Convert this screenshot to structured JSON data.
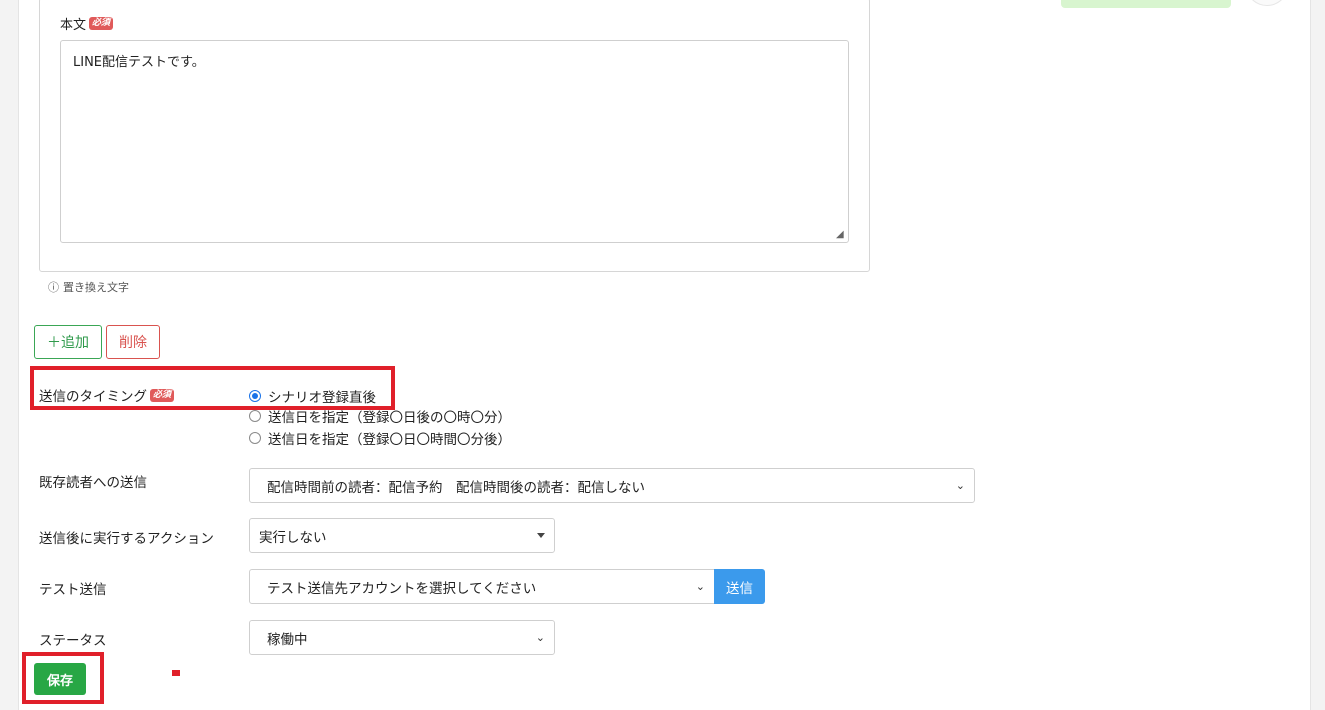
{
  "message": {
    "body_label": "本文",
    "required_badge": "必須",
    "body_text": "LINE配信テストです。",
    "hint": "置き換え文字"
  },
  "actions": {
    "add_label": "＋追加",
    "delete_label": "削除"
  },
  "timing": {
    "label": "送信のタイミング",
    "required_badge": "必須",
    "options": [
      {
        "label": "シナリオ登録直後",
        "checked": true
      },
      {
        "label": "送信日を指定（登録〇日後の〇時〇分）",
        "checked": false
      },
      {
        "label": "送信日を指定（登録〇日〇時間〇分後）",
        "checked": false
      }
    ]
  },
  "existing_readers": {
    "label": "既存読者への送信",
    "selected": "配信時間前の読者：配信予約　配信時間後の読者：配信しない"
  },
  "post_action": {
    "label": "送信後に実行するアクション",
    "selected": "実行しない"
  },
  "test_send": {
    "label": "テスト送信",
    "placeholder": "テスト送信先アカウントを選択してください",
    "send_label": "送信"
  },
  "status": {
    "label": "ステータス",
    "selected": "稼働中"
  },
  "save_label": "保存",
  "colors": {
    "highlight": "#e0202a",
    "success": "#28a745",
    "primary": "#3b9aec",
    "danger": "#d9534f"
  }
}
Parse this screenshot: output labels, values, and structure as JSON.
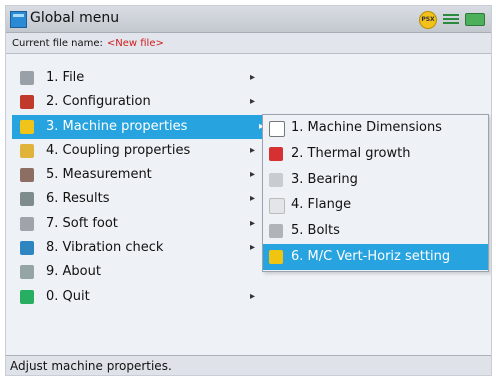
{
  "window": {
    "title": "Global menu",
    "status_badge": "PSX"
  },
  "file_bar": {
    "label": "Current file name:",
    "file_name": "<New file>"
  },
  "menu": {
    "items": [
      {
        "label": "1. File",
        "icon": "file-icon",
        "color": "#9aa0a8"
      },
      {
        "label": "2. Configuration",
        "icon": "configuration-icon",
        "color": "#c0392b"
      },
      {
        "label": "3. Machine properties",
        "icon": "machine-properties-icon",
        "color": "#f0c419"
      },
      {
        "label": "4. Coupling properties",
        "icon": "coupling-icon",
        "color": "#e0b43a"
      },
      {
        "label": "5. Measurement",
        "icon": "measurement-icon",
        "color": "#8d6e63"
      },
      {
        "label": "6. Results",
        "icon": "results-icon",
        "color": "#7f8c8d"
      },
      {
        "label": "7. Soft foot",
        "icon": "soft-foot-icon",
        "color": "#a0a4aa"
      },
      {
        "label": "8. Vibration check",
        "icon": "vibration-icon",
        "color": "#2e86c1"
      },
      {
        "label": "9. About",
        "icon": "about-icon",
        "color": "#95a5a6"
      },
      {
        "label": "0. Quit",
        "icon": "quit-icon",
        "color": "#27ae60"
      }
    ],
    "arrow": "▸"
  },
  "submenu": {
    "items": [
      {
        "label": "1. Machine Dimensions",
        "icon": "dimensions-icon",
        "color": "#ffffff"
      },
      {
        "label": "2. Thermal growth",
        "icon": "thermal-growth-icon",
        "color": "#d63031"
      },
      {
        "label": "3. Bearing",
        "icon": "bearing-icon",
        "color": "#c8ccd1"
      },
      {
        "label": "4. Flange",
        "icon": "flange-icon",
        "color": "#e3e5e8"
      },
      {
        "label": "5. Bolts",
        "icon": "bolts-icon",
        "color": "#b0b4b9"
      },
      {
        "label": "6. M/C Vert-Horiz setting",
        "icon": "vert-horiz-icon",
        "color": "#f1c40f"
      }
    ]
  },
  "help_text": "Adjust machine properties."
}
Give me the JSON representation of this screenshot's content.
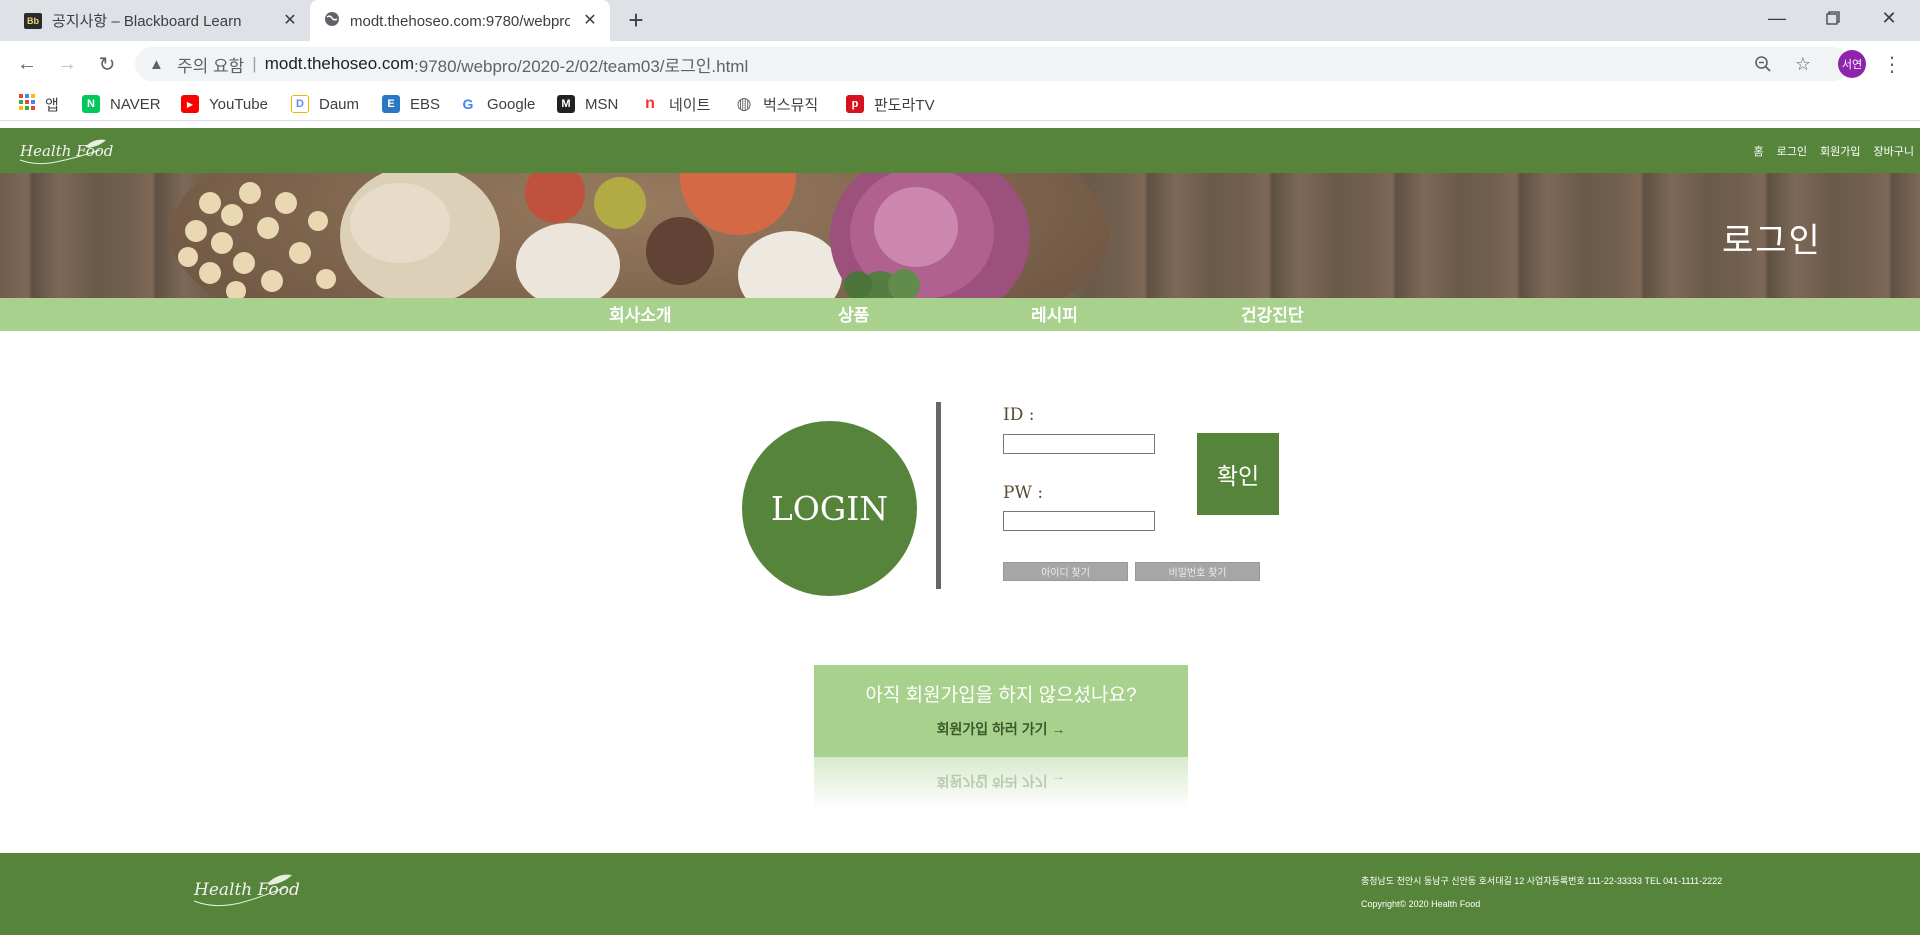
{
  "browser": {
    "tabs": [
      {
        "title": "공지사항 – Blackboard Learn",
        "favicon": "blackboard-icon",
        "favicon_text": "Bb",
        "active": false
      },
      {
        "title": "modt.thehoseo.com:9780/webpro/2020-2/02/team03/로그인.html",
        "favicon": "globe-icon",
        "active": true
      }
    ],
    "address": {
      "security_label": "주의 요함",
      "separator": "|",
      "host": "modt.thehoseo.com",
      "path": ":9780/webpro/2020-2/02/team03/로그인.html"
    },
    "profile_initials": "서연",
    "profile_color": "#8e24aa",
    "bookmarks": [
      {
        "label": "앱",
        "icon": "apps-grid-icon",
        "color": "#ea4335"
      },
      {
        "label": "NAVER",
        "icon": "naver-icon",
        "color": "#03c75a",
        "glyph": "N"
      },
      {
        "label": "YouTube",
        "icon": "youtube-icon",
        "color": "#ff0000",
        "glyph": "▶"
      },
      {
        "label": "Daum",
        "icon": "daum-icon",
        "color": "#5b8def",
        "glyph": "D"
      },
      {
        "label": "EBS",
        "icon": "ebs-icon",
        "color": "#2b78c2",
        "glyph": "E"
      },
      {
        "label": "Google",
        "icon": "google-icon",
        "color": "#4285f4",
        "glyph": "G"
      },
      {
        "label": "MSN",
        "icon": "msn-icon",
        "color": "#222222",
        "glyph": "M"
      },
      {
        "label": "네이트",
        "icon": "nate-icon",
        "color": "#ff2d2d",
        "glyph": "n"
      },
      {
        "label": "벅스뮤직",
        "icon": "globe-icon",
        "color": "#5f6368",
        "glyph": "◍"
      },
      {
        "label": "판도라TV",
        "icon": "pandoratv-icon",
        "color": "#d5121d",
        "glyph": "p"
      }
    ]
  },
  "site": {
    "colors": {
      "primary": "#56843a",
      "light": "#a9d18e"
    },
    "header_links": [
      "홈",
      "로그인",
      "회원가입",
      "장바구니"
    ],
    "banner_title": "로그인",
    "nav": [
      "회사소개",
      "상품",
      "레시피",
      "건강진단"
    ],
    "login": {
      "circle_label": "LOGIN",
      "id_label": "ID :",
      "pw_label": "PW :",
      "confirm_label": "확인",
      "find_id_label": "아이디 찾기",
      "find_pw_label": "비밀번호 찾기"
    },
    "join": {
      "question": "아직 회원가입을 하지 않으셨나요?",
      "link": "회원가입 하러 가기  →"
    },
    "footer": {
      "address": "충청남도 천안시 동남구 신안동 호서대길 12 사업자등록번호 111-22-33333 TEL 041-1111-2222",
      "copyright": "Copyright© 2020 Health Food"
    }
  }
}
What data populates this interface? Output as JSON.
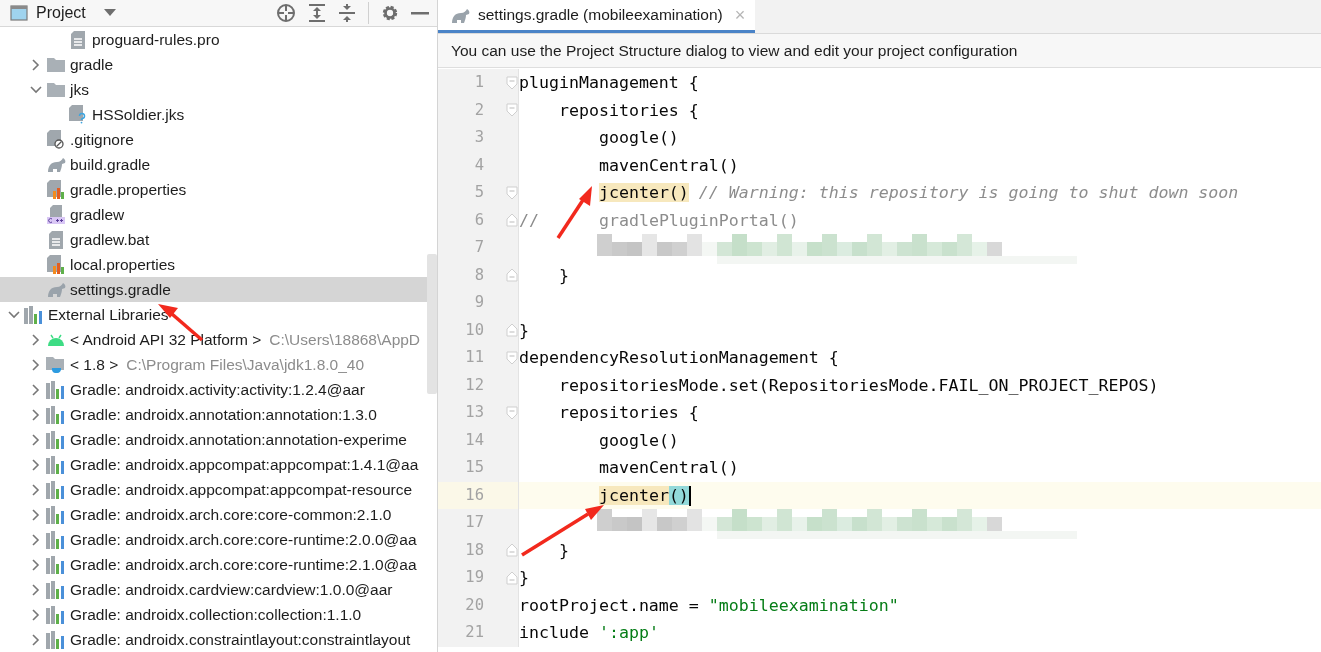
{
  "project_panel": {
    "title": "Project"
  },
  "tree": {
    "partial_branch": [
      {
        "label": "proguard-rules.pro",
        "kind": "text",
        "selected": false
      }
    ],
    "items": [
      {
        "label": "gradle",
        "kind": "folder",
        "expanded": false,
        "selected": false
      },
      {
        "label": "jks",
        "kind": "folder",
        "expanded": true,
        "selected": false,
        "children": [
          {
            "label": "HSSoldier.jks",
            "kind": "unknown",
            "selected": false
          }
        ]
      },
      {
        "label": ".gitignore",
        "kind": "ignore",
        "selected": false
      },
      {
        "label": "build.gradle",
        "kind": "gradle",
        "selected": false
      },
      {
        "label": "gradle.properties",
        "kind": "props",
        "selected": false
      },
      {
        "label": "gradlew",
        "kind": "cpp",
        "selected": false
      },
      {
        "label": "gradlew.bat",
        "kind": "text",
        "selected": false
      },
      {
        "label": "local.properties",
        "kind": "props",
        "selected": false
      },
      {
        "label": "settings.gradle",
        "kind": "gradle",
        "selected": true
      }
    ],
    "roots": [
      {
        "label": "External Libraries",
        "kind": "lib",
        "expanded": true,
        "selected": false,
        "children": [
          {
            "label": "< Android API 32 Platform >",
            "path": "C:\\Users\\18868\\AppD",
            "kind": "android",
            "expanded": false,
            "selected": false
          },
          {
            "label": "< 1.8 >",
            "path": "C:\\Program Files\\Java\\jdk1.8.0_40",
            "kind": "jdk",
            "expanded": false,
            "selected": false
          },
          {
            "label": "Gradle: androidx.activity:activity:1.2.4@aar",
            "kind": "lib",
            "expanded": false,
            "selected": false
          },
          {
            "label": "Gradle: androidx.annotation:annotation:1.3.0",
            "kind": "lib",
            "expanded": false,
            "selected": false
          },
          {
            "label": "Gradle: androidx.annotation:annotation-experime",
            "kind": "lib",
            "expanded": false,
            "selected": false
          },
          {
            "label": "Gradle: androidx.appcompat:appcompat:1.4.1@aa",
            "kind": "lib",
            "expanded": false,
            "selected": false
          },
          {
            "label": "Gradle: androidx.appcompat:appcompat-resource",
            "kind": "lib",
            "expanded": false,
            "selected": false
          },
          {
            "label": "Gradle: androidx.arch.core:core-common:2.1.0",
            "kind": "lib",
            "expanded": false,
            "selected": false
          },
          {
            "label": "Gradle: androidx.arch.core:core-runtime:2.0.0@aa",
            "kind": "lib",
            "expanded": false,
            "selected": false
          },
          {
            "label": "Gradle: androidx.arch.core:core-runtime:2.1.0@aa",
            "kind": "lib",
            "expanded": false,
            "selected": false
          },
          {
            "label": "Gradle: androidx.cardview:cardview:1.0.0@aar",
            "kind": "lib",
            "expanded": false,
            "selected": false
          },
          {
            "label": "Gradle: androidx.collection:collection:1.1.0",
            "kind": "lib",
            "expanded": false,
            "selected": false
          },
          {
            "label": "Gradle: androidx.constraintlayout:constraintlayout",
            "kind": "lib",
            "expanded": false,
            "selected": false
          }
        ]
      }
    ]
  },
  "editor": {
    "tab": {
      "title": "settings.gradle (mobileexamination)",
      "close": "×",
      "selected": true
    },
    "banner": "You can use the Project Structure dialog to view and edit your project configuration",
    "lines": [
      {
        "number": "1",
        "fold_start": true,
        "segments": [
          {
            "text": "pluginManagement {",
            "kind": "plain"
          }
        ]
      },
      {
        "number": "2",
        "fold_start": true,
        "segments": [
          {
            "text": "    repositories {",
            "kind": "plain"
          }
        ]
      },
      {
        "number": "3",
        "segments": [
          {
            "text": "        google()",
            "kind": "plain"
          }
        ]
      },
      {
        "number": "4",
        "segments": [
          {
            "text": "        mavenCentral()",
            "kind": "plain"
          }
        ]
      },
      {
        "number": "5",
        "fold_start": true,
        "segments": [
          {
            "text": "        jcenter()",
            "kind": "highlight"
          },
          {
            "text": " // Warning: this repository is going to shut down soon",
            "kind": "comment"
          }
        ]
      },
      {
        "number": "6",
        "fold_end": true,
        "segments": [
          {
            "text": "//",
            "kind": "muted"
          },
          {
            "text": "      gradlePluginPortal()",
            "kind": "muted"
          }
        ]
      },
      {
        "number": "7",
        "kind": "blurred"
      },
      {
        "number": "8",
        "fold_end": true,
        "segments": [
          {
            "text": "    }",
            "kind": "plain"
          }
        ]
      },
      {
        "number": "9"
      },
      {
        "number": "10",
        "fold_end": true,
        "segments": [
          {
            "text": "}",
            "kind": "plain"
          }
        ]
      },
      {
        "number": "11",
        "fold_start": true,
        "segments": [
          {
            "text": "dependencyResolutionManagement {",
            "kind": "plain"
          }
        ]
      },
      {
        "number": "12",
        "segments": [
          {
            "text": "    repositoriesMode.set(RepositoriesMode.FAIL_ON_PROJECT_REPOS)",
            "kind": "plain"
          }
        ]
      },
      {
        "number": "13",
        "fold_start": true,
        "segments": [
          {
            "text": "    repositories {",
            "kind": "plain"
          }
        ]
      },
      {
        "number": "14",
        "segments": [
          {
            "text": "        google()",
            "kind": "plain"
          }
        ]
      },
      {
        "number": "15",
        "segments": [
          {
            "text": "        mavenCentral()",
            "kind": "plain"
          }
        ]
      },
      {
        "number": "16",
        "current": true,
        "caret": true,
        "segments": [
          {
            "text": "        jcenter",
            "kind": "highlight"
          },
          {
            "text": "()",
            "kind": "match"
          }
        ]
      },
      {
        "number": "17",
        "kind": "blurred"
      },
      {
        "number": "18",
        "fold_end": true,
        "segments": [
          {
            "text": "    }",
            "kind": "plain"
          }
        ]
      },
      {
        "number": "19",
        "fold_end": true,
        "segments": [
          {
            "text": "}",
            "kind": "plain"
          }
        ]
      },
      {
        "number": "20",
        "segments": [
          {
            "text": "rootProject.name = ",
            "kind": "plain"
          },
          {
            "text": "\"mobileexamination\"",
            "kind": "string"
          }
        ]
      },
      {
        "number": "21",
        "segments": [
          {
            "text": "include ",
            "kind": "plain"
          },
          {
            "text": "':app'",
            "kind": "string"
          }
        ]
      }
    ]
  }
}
****
(STATED EXERCISE)
Copy every line in the entries above that has the string "properties" in it.

(THE RESULT)
        "label": "3. Machine properties",
        "icon": "machine-properties-icon",
        "label": "4. Coupling properties",
  "help_text": "Adjust machine properties."
        "label": "gradle.properties",
        "label": "local.properties",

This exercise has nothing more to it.